● **Data for this task**
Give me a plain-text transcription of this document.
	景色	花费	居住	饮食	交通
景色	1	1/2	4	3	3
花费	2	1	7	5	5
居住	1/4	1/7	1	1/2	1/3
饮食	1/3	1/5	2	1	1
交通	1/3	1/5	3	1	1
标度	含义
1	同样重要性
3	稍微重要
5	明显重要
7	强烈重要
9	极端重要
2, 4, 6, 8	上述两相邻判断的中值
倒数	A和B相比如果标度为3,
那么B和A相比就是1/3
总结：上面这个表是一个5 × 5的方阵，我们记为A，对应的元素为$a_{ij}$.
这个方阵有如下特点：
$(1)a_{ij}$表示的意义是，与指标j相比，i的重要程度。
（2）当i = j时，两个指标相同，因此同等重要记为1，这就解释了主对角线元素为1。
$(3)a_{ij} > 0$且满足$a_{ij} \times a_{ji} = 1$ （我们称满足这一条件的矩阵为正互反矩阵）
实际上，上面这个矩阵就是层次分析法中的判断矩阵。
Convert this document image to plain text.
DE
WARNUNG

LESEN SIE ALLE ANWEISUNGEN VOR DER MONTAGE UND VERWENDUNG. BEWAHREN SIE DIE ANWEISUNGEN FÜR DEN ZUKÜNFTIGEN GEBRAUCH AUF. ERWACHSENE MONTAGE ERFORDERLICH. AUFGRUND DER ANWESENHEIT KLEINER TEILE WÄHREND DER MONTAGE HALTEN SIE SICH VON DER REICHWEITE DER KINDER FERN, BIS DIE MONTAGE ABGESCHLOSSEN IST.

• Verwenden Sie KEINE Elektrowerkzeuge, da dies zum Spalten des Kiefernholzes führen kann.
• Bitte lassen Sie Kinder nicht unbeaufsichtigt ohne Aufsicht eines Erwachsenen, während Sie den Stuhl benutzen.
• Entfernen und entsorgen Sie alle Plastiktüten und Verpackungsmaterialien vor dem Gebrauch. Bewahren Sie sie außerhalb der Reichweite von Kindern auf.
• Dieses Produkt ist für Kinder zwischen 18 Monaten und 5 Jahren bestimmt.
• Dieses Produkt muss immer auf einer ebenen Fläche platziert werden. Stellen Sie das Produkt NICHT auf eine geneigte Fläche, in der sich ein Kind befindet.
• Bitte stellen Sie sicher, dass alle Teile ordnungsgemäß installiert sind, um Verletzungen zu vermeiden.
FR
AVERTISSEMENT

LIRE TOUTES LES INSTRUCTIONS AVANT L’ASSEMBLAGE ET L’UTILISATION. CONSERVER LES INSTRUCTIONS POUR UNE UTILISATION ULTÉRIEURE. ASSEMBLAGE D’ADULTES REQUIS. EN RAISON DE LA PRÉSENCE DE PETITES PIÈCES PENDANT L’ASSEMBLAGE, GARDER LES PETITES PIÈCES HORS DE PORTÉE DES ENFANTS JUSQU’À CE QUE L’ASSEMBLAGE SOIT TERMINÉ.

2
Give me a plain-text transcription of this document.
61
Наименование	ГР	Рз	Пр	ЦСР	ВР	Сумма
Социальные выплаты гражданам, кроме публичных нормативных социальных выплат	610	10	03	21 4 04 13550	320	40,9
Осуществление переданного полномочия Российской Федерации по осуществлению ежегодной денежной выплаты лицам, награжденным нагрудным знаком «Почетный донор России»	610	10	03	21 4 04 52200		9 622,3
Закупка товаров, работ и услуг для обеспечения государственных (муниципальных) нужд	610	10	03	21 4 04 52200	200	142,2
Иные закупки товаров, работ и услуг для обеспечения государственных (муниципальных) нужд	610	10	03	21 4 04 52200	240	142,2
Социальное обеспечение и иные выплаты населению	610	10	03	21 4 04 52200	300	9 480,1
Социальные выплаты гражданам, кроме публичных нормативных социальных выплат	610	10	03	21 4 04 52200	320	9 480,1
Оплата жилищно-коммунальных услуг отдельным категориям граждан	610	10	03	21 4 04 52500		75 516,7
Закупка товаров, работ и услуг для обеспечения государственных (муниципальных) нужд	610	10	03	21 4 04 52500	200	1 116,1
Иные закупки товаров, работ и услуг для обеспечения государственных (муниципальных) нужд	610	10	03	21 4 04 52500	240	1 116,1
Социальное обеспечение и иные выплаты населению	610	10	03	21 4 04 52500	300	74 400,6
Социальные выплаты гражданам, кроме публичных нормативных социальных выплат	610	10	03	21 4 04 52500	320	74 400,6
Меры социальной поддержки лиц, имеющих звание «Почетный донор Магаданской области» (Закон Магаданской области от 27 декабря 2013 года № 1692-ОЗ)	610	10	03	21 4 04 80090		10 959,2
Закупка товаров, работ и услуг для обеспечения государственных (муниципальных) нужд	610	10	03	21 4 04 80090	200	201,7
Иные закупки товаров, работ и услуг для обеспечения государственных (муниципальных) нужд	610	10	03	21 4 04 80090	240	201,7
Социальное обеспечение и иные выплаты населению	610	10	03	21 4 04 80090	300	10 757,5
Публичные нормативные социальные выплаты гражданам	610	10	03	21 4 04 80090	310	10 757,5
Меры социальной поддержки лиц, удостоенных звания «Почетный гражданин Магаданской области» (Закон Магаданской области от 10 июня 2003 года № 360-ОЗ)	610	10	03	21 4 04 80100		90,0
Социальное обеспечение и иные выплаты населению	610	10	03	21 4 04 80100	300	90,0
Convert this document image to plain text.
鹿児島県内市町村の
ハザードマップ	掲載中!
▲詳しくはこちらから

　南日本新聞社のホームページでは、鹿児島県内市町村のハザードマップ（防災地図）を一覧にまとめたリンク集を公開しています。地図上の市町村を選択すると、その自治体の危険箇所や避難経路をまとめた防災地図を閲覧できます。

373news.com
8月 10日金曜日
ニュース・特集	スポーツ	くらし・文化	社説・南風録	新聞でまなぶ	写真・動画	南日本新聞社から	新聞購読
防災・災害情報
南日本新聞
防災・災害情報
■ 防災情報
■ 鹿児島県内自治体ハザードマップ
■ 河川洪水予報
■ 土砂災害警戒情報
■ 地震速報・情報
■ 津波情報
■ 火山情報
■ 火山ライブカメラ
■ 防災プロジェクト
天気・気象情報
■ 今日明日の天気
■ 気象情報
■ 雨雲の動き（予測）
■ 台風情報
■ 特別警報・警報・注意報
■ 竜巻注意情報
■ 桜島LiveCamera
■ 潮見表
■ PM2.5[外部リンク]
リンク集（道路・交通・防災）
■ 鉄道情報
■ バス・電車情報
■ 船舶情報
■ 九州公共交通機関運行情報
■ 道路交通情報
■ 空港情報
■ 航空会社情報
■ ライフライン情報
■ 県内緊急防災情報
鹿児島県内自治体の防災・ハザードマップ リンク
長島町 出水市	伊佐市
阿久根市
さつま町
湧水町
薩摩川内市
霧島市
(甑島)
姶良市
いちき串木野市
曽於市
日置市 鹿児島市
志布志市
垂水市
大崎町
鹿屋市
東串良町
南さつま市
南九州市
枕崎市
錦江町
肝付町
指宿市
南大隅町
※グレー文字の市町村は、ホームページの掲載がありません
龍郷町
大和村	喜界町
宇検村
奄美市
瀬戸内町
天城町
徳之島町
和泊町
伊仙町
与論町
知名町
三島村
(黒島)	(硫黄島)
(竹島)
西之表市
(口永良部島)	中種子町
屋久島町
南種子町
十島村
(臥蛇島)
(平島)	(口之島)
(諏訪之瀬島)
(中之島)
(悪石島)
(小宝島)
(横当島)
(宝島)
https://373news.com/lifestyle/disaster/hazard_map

● **Short problem**
Return every record above exactly as it appears.

● **Solution to this exercise**
Give me a plain-text transcription of this document.
	景色	花费	居住	饮食	交通
景色	1	1/2	4	3	3
花费	2	1	7	5	5
居住	1/4	1/7	1	1/2	1/3
饮食	1/3	1/5	2	1	1
交通	1/3	1/5	3	1	1
标度	含义
1	同样重要性
3	稍微重要
5	明显重要
7	强烈重要
9	极端重要
2, 4, 6, 8	上述两相邻判断的中值
倒数	A和B相比如果标度为3,
那么B和A相比就是1/3
总结：上面这个表是一个5 × 5的方阵，我们记为A，对应的元素为$a_{ij}$.
这个方阵有如下特点：
$(1)a_{ij}$表示的意义是，与指标j相比，i的重要程度。
（2）当i = j时，两个指标相同，因此同等重要记为1，这就解释了主对角线元素为1。
$(3)a_{ij} > 0$且满足$a_{ij} \times a_{ji} = 1$ （我们称满足这一条件的矩阵为正互反矩阵）
实际上，上面这个矩阵就是层次分析法中的判断矩阵。
Convert this document image to plain text.
DE
WARNUNG

LESEN SIE ALLE ANWEISUNGEN VOR DER MONTAGE UND VERWENDUNG. BEWAHREN SIE DIE ANWEISUNGEN FÜR DEN ZUKÜNFTIGEN GEBRAUCH AUF. ERWACHSENE MONTAGE ERFORDERLICH. AUFGRUND DER ANWESENHEIT KLEINER TEILE WÄHREND DER MONTAGE HALTEN SIE SICH VON DER REICHWEITE DER KINDER FERN, BIS DIE MONTAGE ABGESCHLOSSEN IST.

• Verwenden Sie KEINE Elektrowerkzeuge, da dies zum Spalten des Kiefernholzes führen kann.
• Bitte lassen Sie Kinder nicht unbeaufsichtigt ohne Aufsicht eines Erwachsenen, während Sie den Stuhl benutzen.
• Entfernen und entsorgen Sie alle Plastiktüten und Verpackungsmaterialien vor dem Gebrauch. Bewahren Sie sie außerhalb der Reichweite von Kindern auf.
• Dieses Produkt ist für Kinder zwischen 18 Monaten und 5 Jahren bestimmt.
• Dieses Produkt muss immer auf einer ebenen Fläche platziert werden. Stellen Sie das Produkt NICHT auf eine geneigte Fläche, in der sich ein Kind befindet.
• Bitte stellen Sie sicher, dass alle Teile ordnungsgemäß installiert sind, um Verletzungen zu vermeiden.
FR
AVERTISSEMENT

LIRE TOUTES LES INSTRUCTIONS AVANT L’ASSEMBLAGE ET L’UTILISATION. CONSERVER LES INSTRUCTIONS POUR UNE UTILISATION ULTÉRIEURE. ASSEMBLAGE D’ADULTES REQUIS. EN RAISON DE LA PRÉSENCE DE PETITES PIÈCES PENDANT L’ASSEMBLAGE, GARDER LES PETITES PIÈCES HORS DE PORTÉE DES ENFANTS JUSQU’À CE QUE L’ASSEMBLAGE SOIT TERMINÉ.

2
Give me a plain-text transcription of this document.
61
Наименование	ГР	Рз	Пр	ЦСР	ВР	Сумма
Социальные выплаты гражданам, кроме публичных нормативных социальных выплат	610	10	03	21 4 04 13550	320	40,9
Осуществление переданного полномочия Российской Федерации по осуществлению ежегодной денежной выплаты лицам, награжденным нагрудным знаком «Почетный донор России»	610	10	03	21 4 04 52200		9 622,3
Закупка товаров, работ и услуг для обеспечения государственных (муниципальных) нужд	610	10	03	21 4 04 52200	200	142,2
Иные закупки товаров, работ и услуг для обеспечения государственных (муниципальных) нужд	610	10	03	21 4 04 52200	240	142,2
Социальное обеспечение и иные выплаты населению	610	10	03	21 4 04 52200	300	9 480,1
Социальные выплаты гражданам, кроме публичных нормативных социальных выплат	610	10	03	21 4 04 52200	320	9 480,1
Оплата жилищно-коммунальных услуг отдельным категориям граждан	610	10	03	21 4 04 52500		75 516,7
Закупка товаров, работ и услуг для обеспечения государственных (муниципальных) нужд	610	10	03	21 4 04 52500	200	1 116,1
Иные закупки товаров, работ и услуг для обеспечения государственных (муниципальных) нужд	610	10	03	21 4 04 52500	240	1 116,1
Социальное обеспечение и иные выплаты населению	610	10	03	21 4 04 52500	300	74 400,6
Социальные выплаты гражданам, кроме публичных нормативных социальных выплат	610	10	03	21 4 04 52500	320	74 400,6
Меры социальной поддержки лиц, имеющих звание «Почетный донор Магаданской области» (Закон Магаданской области от 27 декабря 2013 года № 1692-ОЗ)	610	10	03	21 4 04 80090		10 959,2
Закупка товаров, работ и услуг для обеспечения государственных (муниципальных) нужд	610	10	03	21 4 04 80090	200	201,7
Иные закупки товаров, работ и услуг для обеспечения государственных (муниципальных) нужд	610	10	03	21 4 04 80090	240	201,7
Социальное обеспечение и иные выплаты населению	610	10	03	21 4 04 80090	300	10 757,5
Публичные нормативные социальные выплаты гражданам	610	10	03	21 4 04 80090	310	10 757,5
Меры социальной поддержки лиц, удостоенных звания «Почетный гражданин Магаданской области» (Закон Магаданской области от 10 июня 2003 года № 360-ОЗ)	610	10	03	21 4 04 80100		90,0
Социальное обеспечение и иные выплаты населению	610	10	03	21 4 04 80100	300	90,0
Convert this document image to plain text.
鹿児島県内市町村の
ハザードマップ	掲載中!
▲詳しくはこちらから

　南日本新聞社のホームページでは、鹿児島県内市町村のハザードマップ（防災地図）を一覧にまとめたリンク集を公開しています。地図上の市町村を選択すると、その自治体の危険箇所や避難経路をまとめた防災地図を閲覧できます。

373news.com
8月 10日金曜日
ニュース・特集	スポーツ	くらし・文化	社説・南風録	新聞でまなぶ	写真・動画	南日本新聞社から	新聞購読
防災・災害情報
南日本新聞
防災・災害情報
■ 防災情報
■ 鹿児島県内自治体ハザードマップ
■ 河川洪水予報
■ 土砂災害警戒情報
■ 地震速報・情報
■ 津波情報
■ 火山情報
■ 火山ライブカメラ
■ 防災プロジェクト
天気・気象情報
■ 今日明日の天気
■ 気象情報
■ 雨雲の動き（予測）
■ 台風情報
■ 特別警報・警報・注意報
■ 竜巻注意情報
■ 桜島LiveCamera
■ 潮見表
■ PM2.5[外部リンク]
リンク集（道路・交通・防災）
■ 鉄道情報
■ バス・電車情報
■ 船舶情報
■ 九州公共交通機関運行情報
■ 道路交通情報
■ 空港情報
■ 航空会社情報
■ ライフライン情報
■ 県内緊急防災情報
鹿児島県内自治体の防災・ハザードマップ リンク
長島町 出水市	伊佐市
阿久根市
さつま町
湧水町
薩摩川内市
霧島市
(甑島)
姶良市
いちき串木野市
曽於市
日置市 鹿児島市
志布志市
垂水市
大崎町
鹿屋市
東串良町
南さつま市
南九州市
枕崎市
錦江町
肝付町
指宿市
南大隅町
※グレー文字の市町村は、ホームページの掲載がありません
龍郷町
大和村	喜界町
宇検村
奄美市
瀬戸内町
天城町
徳之島町
和泊町
伊仙町
与論町
知名町
三島村
(黒島)	(硫黄島)
(竹島)
西之表市
(口永良部島)	中種子町
屋久島町
南種子町
十島村
(臥蛇島)
(平島)	(口之島)
(諏訪之瀬島)
(中之島)
(悪石島)
(小宝島)
(横当島)
(宝島)
https://373news.com/lifestyle/disaster/hazard_map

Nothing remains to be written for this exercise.